*Task to carry out*
Pick out the lines in the listing below that contain the word "frac" and copy them.

(Collected data)
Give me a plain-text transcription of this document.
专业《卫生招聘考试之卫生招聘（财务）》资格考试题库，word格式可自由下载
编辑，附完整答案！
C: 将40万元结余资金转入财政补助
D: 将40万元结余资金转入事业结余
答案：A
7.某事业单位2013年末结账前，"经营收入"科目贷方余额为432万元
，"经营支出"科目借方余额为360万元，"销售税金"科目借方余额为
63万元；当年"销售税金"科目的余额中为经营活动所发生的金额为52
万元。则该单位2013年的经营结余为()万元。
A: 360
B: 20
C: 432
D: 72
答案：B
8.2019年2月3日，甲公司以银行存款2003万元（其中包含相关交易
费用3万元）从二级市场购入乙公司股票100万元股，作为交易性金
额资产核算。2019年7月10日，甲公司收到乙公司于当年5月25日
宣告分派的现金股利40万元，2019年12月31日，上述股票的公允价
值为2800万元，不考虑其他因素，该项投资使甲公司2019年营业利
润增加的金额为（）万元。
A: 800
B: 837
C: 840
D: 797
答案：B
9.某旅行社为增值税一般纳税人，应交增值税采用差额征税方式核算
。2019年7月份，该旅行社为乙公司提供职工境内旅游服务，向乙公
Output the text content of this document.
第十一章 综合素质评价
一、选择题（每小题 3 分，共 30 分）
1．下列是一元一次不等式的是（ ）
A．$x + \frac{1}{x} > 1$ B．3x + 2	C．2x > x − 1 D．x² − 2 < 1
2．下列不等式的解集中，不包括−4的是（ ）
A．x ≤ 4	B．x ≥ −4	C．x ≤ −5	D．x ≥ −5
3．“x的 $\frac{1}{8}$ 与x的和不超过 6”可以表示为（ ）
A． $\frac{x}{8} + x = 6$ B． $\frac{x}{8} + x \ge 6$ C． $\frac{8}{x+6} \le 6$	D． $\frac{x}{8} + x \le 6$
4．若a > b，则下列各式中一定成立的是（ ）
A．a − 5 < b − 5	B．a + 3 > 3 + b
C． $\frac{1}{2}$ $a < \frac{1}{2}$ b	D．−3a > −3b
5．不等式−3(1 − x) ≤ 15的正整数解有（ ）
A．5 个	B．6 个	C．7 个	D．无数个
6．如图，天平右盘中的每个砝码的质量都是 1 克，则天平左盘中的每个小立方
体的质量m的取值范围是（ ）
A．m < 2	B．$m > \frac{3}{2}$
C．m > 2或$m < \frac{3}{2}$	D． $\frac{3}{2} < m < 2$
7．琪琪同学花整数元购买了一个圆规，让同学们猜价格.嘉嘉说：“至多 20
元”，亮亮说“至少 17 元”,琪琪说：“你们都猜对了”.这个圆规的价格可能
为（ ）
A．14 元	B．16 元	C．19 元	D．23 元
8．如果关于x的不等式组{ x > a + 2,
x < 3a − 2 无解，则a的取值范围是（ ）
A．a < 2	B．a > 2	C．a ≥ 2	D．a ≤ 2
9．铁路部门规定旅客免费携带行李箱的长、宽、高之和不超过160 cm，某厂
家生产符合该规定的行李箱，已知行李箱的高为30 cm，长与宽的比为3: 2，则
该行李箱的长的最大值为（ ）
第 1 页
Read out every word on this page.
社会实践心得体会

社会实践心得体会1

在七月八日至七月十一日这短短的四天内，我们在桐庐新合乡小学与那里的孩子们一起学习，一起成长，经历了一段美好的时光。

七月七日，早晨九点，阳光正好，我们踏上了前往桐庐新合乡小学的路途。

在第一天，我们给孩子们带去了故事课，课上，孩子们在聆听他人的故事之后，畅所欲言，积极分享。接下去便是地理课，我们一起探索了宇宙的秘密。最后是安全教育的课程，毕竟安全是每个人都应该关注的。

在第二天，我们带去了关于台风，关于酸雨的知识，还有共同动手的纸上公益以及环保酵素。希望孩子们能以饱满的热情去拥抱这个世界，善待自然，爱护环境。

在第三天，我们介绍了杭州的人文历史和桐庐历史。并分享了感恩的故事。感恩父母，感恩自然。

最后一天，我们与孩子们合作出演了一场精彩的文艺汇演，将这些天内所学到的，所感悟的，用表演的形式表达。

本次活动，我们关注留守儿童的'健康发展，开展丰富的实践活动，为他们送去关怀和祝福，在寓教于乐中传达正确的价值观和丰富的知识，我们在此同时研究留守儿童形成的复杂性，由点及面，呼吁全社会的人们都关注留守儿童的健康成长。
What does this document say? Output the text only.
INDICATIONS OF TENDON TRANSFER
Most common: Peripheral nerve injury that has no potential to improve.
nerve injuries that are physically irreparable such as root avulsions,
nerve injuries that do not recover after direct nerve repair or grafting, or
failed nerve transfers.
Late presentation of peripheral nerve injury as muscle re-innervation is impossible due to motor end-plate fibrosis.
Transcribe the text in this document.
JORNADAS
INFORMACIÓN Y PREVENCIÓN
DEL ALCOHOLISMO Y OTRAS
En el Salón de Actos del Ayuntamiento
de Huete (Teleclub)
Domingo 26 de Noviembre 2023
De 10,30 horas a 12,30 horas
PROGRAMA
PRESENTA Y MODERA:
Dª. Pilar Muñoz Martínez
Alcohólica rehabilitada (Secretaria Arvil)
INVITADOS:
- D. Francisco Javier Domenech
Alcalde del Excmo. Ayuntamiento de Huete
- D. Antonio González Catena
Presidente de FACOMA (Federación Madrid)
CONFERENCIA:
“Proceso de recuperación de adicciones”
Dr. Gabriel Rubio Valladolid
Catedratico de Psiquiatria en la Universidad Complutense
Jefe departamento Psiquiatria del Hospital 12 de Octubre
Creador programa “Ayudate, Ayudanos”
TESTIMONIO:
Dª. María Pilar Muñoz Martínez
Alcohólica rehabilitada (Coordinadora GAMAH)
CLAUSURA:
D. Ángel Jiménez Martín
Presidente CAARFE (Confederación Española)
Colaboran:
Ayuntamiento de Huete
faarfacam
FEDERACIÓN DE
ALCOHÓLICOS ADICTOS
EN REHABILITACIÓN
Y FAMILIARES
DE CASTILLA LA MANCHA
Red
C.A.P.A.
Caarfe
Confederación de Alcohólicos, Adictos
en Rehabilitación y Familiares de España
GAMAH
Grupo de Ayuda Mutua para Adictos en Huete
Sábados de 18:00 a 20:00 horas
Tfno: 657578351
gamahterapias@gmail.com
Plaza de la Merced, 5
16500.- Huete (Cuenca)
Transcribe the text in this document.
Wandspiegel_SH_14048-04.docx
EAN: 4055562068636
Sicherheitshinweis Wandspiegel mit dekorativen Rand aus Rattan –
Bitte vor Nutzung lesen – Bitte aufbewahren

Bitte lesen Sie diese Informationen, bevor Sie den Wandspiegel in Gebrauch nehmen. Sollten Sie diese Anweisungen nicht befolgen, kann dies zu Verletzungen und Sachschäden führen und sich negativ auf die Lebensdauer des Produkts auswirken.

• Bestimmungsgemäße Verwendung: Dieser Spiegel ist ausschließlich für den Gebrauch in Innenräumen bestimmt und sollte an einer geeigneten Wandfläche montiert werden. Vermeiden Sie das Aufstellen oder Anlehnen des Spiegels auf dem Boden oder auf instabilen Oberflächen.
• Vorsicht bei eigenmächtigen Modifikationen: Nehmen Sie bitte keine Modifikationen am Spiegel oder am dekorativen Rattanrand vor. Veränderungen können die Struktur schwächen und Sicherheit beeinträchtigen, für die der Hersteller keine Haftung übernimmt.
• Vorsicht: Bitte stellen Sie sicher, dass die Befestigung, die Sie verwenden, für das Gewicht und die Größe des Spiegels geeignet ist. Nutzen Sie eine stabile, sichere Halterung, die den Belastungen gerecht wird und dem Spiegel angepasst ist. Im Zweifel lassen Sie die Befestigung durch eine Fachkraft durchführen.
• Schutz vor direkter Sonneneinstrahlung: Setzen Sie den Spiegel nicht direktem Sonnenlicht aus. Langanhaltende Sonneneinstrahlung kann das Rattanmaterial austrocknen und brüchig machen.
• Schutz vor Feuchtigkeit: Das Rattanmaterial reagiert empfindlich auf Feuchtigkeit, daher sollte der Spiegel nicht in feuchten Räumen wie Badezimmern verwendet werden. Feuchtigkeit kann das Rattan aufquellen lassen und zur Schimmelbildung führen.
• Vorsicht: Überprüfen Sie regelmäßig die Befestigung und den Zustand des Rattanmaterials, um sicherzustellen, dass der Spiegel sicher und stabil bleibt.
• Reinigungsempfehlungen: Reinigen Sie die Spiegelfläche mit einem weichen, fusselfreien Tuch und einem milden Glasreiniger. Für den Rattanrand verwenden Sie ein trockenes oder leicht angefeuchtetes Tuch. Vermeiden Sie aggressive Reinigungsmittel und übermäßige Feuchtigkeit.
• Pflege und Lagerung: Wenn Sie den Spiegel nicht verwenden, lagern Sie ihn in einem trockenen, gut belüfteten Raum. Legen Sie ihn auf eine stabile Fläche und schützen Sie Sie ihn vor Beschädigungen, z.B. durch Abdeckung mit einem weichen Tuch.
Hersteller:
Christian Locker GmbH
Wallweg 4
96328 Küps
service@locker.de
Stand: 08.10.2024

*Response to this exercise*
A．$x + \frac{1}{x} > 1$ B．3x + 2	C．2x > x − 1 D．x² − 2 < 1
3．“x的 $\frac{1}{8}$ 与x的和不超过 6”可以表示为（ ）
A． $\frac{x}{8} + x = 6$ B． $\frac{x}{8} + x \ge 6$ C． $\frac{8}{x+6} \le 6$	D． $\frac{x}{8} + x \le 6$
C． $\frac{1}{2}$ $a < \frac{1}{2}$ b	D．−3a > −3b
A．m < 2	B．$m > \frac{3}{2}$
C．m > 2或$m < \frac{3}{2}$	D． $\frac{3}{2} < m < 2$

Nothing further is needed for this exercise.